Source records:
┄┄┄┄┄┄┄┄┄┄┄┄┄┄┄┄┄┄┄┄

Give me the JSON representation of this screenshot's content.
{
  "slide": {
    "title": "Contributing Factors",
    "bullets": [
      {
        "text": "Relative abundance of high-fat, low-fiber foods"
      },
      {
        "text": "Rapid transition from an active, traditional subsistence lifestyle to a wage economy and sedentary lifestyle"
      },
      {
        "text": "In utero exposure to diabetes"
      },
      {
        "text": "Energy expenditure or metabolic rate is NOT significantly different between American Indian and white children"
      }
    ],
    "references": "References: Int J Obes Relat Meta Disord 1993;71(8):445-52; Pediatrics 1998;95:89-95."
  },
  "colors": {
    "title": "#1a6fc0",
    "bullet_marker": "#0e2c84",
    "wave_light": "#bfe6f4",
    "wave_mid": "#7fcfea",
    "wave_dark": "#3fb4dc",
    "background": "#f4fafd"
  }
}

┄┄┄┄┄┄┄┄┄┄┄┄┄┄┄┄┄┄┄┄

Using the material above, report each line where "title" occurs.

    "title": "Contributing Factors",
    "title": "#1a6fc0",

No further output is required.